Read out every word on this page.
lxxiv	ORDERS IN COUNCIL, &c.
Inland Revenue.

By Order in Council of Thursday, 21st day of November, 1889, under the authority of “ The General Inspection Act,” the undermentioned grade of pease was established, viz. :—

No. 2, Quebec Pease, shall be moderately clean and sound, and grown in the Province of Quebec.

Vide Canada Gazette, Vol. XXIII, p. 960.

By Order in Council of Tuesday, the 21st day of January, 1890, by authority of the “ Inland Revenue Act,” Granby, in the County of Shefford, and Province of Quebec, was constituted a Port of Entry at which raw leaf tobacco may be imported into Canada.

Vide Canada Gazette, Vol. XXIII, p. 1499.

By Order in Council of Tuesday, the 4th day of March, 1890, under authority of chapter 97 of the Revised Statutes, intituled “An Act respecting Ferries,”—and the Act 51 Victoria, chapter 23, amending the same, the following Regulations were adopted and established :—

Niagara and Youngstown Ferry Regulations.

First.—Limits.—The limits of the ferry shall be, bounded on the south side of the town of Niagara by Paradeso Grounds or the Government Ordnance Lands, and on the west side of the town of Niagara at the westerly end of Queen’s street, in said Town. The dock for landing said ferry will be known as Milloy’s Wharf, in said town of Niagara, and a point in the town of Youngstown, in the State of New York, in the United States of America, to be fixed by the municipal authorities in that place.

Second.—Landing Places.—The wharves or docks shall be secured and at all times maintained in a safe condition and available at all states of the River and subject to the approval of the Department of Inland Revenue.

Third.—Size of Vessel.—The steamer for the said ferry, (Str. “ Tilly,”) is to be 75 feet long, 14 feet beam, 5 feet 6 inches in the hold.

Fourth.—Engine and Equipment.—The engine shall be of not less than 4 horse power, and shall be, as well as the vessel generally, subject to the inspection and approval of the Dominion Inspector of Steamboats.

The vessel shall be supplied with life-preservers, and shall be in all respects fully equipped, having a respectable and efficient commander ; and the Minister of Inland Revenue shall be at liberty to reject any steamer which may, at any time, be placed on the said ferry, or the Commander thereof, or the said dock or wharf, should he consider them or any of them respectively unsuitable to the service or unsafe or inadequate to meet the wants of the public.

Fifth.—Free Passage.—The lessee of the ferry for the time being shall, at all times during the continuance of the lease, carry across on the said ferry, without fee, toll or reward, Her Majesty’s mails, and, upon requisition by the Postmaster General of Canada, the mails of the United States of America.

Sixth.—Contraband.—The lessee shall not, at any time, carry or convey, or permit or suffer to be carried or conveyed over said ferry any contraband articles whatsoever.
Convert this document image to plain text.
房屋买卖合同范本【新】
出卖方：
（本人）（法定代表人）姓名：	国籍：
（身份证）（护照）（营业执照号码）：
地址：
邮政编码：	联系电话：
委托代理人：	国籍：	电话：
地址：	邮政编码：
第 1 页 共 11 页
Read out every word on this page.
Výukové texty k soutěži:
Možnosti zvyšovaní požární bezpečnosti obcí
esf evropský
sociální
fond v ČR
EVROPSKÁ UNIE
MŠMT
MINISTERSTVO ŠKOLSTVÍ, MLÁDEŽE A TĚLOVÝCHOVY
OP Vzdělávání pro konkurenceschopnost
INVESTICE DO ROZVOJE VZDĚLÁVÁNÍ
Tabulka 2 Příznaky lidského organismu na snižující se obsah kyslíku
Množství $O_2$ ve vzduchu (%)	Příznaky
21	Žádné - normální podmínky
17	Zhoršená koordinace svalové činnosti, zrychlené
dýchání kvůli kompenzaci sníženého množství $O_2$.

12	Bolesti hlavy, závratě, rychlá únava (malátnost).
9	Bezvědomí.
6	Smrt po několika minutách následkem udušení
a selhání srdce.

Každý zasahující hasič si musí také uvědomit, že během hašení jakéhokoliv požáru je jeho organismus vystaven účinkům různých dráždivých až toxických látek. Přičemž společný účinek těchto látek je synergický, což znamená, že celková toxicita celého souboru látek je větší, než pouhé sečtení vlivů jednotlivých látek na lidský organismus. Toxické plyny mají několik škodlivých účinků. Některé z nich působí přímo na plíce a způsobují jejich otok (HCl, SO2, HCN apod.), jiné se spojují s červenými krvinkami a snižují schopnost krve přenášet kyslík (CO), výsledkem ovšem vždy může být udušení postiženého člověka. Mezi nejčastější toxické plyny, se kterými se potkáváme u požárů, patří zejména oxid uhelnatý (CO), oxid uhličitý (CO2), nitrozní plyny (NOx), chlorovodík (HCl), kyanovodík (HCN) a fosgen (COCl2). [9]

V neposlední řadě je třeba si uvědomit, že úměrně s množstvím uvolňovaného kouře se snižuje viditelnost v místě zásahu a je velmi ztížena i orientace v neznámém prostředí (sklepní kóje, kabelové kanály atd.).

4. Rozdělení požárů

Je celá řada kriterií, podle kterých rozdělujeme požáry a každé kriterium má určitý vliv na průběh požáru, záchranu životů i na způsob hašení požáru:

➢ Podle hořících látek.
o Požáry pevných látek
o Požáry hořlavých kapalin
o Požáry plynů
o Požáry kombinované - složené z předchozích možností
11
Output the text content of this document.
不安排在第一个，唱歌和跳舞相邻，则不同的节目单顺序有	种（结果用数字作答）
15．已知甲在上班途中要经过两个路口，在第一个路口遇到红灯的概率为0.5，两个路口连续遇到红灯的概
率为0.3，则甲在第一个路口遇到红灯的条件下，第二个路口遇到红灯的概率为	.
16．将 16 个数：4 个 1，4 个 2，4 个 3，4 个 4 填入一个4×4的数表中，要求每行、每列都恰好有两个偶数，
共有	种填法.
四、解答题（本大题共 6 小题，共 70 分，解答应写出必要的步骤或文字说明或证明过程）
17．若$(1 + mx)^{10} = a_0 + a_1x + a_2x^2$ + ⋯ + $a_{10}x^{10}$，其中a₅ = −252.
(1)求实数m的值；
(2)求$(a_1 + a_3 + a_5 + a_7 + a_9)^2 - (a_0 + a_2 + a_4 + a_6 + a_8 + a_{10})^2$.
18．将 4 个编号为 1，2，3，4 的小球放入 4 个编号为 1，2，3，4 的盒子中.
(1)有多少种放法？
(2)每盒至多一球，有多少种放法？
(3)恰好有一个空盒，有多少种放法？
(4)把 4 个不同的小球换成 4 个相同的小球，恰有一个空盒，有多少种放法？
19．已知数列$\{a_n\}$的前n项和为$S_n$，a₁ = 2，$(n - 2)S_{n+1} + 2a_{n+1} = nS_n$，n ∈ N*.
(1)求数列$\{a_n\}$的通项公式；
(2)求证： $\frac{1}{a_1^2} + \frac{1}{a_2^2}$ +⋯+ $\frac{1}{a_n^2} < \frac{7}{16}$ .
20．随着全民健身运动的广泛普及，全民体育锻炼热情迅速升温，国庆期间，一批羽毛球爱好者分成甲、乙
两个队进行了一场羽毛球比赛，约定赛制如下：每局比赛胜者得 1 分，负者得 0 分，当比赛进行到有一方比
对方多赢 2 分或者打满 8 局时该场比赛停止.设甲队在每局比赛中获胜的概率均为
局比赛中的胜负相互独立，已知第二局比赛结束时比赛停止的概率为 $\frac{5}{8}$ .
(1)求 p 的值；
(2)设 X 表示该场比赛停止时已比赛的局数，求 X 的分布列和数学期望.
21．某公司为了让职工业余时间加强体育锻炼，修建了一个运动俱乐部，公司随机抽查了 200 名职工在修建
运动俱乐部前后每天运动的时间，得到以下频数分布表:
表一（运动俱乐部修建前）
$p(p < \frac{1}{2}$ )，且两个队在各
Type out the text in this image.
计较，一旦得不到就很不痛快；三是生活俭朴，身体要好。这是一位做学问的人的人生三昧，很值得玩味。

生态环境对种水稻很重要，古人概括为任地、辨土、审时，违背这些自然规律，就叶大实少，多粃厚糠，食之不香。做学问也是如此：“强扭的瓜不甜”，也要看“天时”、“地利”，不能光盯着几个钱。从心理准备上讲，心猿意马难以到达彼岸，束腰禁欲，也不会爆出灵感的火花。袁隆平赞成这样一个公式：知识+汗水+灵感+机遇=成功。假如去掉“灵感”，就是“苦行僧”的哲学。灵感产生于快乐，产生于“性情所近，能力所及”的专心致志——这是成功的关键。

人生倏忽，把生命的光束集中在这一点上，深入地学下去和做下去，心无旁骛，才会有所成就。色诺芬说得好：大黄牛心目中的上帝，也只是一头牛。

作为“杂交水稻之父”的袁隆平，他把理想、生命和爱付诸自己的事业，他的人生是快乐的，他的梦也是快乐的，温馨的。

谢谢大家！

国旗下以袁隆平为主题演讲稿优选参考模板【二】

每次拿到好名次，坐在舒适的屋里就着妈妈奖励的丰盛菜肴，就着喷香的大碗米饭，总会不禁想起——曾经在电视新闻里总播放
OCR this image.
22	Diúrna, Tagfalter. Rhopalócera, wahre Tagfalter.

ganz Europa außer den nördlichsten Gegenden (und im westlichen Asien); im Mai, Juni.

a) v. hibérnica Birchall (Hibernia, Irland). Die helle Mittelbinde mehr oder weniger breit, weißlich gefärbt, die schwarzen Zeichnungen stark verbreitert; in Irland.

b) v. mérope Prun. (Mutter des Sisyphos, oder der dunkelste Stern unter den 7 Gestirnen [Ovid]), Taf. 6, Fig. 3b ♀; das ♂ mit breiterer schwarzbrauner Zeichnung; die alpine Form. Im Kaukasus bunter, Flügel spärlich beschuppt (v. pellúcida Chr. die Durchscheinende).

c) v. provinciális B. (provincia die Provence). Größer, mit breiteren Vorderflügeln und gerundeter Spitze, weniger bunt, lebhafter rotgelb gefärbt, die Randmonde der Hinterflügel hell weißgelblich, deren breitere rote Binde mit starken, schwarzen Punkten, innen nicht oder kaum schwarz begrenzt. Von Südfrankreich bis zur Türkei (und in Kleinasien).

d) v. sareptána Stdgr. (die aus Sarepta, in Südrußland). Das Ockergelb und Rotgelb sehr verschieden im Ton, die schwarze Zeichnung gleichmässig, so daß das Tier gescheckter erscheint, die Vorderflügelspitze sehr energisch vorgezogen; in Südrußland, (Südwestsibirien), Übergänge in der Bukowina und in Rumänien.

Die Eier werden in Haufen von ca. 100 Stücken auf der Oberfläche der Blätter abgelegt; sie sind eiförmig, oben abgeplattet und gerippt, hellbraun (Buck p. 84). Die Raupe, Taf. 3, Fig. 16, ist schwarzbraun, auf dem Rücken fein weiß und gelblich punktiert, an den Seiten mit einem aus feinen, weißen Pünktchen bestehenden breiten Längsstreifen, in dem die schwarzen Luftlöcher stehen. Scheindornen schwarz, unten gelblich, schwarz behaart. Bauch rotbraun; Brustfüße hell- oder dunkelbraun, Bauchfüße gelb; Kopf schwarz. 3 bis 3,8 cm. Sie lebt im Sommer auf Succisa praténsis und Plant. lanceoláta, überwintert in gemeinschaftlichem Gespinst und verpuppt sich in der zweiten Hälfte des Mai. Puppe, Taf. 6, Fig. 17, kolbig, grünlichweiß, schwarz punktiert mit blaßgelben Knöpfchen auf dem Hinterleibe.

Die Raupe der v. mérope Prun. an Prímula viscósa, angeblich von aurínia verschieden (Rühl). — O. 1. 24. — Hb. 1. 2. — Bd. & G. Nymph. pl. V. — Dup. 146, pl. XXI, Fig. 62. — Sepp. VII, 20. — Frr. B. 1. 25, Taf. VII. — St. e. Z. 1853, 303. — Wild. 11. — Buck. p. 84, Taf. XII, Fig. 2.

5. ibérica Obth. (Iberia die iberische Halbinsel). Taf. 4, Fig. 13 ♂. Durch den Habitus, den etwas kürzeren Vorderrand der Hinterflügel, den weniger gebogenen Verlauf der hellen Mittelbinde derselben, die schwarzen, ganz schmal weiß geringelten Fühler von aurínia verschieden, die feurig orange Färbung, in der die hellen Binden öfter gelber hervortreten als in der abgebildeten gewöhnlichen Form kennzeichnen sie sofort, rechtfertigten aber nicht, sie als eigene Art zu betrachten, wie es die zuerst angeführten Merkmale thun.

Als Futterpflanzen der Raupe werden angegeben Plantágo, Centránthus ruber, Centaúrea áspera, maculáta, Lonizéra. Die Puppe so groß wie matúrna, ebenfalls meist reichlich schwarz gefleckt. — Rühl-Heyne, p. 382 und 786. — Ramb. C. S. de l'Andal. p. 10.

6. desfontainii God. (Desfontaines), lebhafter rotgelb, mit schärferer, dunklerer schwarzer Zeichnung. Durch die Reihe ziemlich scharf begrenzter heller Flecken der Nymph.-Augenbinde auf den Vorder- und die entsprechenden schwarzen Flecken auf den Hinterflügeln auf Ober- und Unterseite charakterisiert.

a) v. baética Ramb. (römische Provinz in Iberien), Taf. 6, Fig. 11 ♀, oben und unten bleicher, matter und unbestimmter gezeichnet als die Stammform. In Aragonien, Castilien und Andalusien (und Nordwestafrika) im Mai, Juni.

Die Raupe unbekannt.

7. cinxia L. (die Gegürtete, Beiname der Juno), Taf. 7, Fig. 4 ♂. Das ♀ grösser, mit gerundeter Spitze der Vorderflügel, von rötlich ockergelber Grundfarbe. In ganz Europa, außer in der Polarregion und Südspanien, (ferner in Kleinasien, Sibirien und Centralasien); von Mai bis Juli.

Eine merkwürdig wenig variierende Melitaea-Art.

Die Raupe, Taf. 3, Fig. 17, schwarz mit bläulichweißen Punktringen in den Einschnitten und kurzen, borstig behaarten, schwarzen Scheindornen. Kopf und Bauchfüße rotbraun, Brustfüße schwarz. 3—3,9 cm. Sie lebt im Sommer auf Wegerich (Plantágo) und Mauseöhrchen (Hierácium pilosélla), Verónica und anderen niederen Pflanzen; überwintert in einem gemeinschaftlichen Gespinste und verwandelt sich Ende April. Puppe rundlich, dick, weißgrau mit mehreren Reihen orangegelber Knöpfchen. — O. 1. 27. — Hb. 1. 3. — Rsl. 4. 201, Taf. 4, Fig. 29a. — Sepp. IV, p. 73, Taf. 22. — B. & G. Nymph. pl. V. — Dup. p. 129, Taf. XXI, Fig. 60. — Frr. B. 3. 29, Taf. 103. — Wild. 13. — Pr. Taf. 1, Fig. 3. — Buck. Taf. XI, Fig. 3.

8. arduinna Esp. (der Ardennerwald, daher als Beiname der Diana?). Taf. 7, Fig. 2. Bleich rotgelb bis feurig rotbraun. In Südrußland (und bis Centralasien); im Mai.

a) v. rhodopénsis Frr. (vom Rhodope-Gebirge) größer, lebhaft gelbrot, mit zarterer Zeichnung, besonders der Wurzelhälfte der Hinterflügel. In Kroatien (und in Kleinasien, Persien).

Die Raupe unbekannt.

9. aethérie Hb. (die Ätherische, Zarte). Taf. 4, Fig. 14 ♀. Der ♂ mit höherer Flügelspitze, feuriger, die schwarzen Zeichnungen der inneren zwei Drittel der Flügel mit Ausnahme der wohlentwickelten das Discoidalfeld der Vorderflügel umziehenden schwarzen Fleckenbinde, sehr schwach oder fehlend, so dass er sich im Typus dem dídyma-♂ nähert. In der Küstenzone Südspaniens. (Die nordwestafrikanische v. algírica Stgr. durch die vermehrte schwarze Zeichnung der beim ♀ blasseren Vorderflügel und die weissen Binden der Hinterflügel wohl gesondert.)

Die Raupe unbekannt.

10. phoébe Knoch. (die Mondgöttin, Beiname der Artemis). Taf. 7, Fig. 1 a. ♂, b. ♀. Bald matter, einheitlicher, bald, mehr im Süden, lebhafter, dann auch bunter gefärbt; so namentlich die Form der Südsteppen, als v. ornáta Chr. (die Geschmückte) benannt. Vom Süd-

******************************

Report all lines of the data above that include the string "lessee".

Fifth.—Free Passage.—The lessee of the ferry for the time being shall, at all times during the continuance of the lease, carry across on the said ferry, without fee, toll or reward, Her Majesty’s mails, and, upon requisition by the Postmaster General of Canada, the mails of the United States of America.
Sixth.—Contraband.—The lessee shall not, at any time, carry or convey, or permit or suffer to be carried or conveyed over said ferry any contraband articles whatsoever.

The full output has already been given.